• [What to produce]
Retype the complete listing exactly as it appears.

******

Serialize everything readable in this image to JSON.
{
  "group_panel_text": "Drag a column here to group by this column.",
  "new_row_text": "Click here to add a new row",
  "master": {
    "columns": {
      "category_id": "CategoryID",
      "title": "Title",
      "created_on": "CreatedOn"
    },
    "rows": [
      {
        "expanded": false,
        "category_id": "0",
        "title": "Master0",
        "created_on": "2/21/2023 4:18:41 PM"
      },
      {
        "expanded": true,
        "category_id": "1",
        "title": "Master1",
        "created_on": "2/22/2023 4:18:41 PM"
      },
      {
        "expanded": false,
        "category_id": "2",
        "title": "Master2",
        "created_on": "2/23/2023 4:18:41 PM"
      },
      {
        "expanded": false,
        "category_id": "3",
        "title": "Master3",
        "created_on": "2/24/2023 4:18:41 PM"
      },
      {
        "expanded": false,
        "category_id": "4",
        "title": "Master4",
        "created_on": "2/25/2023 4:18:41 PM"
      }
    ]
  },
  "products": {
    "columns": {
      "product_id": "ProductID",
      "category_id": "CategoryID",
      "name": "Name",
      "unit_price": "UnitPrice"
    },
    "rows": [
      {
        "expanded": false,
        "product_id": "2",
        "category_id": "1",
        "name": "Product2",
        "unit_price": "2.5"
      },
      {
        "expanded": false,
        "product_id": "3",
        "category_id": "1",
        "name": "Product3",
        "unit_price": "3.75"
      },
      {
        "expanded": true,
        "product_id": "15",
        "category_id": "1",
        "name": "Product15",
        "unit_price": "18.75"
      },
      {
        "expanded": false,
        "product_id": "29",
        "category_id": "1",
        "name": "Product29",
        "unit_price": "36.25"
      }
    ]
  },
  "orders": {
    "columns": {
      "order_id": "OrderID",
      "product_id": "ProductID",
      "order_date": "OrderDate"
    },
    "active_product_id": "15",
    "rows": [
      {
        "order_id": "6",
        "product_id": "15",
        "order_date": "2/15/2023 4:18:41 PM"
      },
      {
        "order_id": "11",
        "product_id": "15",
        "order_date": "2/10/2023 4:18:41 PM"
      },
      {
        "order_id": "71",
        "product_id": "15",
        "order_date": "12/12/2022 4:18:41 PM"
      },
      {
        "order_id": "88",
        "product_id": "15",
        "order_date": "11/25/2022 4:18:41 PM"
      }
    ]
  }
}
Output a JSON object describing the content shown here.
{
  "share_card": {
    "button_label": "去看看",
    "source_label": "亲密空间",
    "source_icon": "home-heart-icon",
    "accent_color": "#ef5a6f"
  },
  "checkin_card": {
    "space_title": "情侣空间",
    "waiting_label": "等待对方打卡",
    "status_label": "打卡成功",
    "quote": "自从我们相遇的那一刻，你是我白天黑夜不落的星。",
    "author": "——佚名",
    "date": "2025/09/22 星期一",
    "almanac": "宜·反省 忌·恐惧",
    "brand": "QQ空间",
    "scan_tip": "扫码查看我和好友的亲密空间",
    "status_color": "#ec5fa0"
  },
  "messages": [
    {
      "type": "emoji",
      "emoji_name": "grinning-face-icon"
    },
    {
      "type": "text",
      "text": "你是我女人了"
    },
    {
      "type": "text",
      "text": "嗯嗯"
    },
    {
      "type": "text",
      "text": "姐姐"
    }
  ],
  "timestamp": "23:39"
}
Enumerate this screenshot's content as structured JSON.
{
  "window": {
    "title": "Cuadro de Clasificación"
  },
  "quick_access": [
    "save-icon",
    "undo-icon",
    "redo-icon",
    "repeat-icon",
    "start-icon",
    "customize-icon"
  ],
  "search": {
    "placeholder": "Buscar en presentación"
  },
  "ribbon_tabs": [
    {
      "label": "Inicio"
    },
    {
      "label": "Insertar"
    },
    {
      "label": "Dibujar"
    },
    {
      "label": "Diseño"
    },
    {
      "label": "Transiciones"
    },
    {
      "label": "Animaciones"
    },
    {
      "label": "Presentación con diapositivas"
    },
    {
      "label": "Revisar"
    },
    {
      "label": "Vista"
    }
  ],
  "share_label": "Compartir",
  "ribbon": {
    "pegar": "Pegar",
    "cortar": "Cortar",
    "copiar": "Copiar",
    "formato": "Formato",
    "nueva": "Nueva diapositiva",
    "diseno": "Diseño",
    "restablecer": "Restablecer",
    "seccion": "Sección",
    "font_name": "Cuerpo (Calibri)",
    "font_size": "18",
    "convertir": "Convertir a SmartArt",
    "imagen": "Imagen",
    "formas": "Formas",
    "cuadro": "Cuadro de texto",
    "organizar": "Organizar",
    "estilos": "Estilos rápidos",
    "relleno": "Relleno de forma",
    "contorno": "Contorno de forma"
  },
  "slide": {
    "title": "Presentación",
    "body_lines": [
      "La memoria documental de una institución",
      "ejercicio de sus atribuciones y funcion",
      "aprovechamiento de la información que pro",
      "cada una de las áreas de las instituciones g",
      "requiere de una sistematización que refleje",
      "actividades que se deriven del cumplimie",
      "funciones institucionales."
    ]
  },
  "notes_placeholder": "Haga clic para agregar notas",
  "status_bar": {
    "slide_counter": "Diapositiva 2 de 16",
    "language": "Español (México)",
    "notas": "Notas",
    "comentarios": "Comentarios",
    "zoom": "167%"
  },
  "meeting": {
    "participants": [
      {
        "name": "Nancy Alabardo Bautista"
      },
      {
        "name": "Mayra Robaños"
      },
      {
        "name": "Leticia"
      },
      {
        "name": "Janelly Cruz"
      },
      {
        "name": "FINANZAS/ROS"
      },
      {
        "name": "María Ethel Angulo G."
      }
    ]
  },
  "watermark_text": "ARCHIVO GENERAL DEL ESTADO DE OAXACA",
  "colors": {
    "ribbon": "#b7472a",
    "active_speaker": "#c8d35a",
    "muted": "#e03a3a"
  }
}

******

• [Written response]
Serialize everything readable in this image to JSON.
{
  "group_panel_text": "Drag a column here to group by this column.",
  "new_row_text": "Click here to add a new row",
  "master": {
    "columns": {
      "category_id": "CategoryID",
      "title": "Title",
      "created_on": "CreatedOn"
    },
    "rows": [
      {
        "expanded": false,
        "category_id": "0",
        "title": "Master0",
        "created_on": "2/21/2023 4:18:41 PM"
      },
      {
        "expanded": true,
        "category_id": "1",
        "title": "Master1",
        "created_on": "2/22/2023 4:18:41 PM"
      },
      {
        "expanded": false,
        "category_id": "2",
        "title": "Master2",
        "created_on": "2/23/2023 4:18:41 PM"
      },
      {
        "expanded": false,
        "category_id": "3",
        "title": "Master3",
        "created_on": "2/24/2023 4:18:41 PM"
      },
      {
        "expanded": false,
        "category_id": "4",
        "title": "Master4",
        "created_on": "2/25/2023 4:18:41 PM"
      }
    ]
  },
  "products": {
    "columns": {
      "product_id": "ProductID",
      "category_id": "CategoryID",
      "name": "Name",
      "unit_price": "UnitPrice"
    },
    "rows": [
      {
        "expanded": false,
        "product_id": "2",
        "category_id": "1",
        "name": "Product2",
        "unit_price": "2.5"
      },
      {
        "expanded": false,
        "product_id": "3",
        "category_id": "1",
        "name": "Product3",
        "unit_price": "3.75"
      },
      {
        "expanded": true,
        "product_id": "15",
        "category_id": "1",
        "name": "Product15",
        "unit_price": "18.75"
      },
      {
        "expanded": false,
        "product_id": "29",
        "category_id": "1",
        "name": "Product29",
        "unit_price": "36.25"
      }
    ]
  },
  "orders": {
    "columns": {
      "order_id": "OrderID",
      "product_id": "ProductID",
      "order_date": "OrderDate"
    },
    "active_product_id": "15",
    "rows": [
      {
        "order_id": "6",
        "product_id": "15",
        "order_date": "2/15/2023 4:18:41 PM"
      },
      {
        "order_id": "11",
        "product_id": "15",
        "order_date": "2/10/2023 4:18:41 PM"
      },
      {
        "order_id": "71",
        "product_id": "15",
        "order_date": "12/12/2022 4:18:41 PM"
      },
      {
        "order_id": "88",
        "product_id": "15",
        "order_date": "11/25/2022 4:18:41 PM"
      }
    ]
  }
}
Output a JSON object describing the content shown here.
{
  "share_card": {
    "button_label": "去看看",
    "source_label": "亲密空间",
    "source_icon": "home-heart-icon",
    "accent_color": "#ef5a6f"
  },
  "checkin_card": {
    "space_title": "情侣空间",
    "waiting_label": "等待对方打卡",
    "status_label": "打卡成功",
    "quote": "自从我们相遇的那一刻，你是我白天黑夜不落的星。",
    "author": "——佚名",
    "date": "2025/09/22 星期一",
    "almanac": "宜·反省 忌·恐惧",
    "brand": "QQ空间",
    "scan_tip": "扫码查看我和好友的亲密空间",
    "status_color": "#ec5fa0"
  },
  "messages": [
    {
      "type": "emoji",
      "emoji_name": "grinning-face-icon"
    },
    {
      "type": "text",
      "text": "你是我女人了"
    },
    {
      "type": "text",
      "text": "嗯嗯"
    },
    {
      "type": "text",
      "text": "姐姐"
    }
  ],
  "timestamp": "23:39"
}
Enumerate this screenshot's content as structured JSON.
{
  "window": {
    "title": "Cuadro de Clasificación"
  },
  "quick_access": [
    "save-icon",
    "undo-icon",
    "redo-icon",
    "repeat-icon",
    "start-icon",
    "customize-icon"
  ],
  "search": {
    "placeholder": "Buscar en presentación"
  },
  "ribbon_tabs": [
    {
      "label": "Inicio"
    },
    {
      "label": "Insertar"
    },
    {
      "label": "Dibujar"
    },
    {
      "label": "Diseño"
    },
    {
      "label": "Transiciones"
    },
    {
      "label": "Animaciones"
    },
    {
      "label": "Presentación con diapositivas"
    },
    {
      "label": "Revisar"
    },
    {
      "label": "Vista"
    }
  ],
  "share_label": "Compartir",
  "ribbon": {
    "pegar": "Pegar",
    "cortar": "Cortar",
    "copiar": "Copiar",
    "formato": "Formato",
    "nueva": "Nueva diapositiva",
    "diseno": "Diseño",
    "restablecer": "Restablecer",
    "seccion": "Sección",
    "font_name": "Cuerpo (Calibri)",
    "font_size": "18",
    "convertir": "Convertir a SmartArt",
    "imagen": "Imagen",
    "formas": "Formas",
    "cuadro": "Cuadro de texto",
    "organizar": "Organizar",
    "estilos": "Estilos rápidos",
    "relleno": "Relleno de forma",
    "contorno": "Contorno de forma"
  },
  "slide": {
    "title": "Presentación",
    "body_lines": [
      "La memoria documental de una institución",
      "ejercicio de sus atribuciones y funcion",
      "aprovechamiento de la información que pro",
      "cada una de las áreas de las instituciones g",
      "requiere de una sistematización que refleje",
      "actividades que se deriven del cumplimie",
      "funciones institucionales."
    ]
  },
  "notes_placeholder": "Haga clic para agregar notas",
  "status_bar": {
    "slide_counter": "Diapositiva 2 de 16",
    "language": "Español (México)",
    "notas": "Notas",
    "comentarios": "Comentarios",
    "zoom": "167%"
  },
  "meeting": {
    "participants": [
      {
        "name": "Nancy Alabardo Bautista"
      },
      {
        "name": "Mayra Robaños"
      },
      {
        "name": "Leticia"
      },
      {
        "name": "Janelly Cruz"
      },
      {
        "name": "FINANZAS/ROS"
      },
      {
        "name": "María Ethel Angulo G."
      }
    ]
  },
  "watermark_text": "ARCHIVO GENERAL DEL ESTADO DE OAXACA",
  "colors": {
    "ribbon": "#b7472a",
    "active_speaker": "#c8d35a",
    "muted": "#e03a3a"
  }
}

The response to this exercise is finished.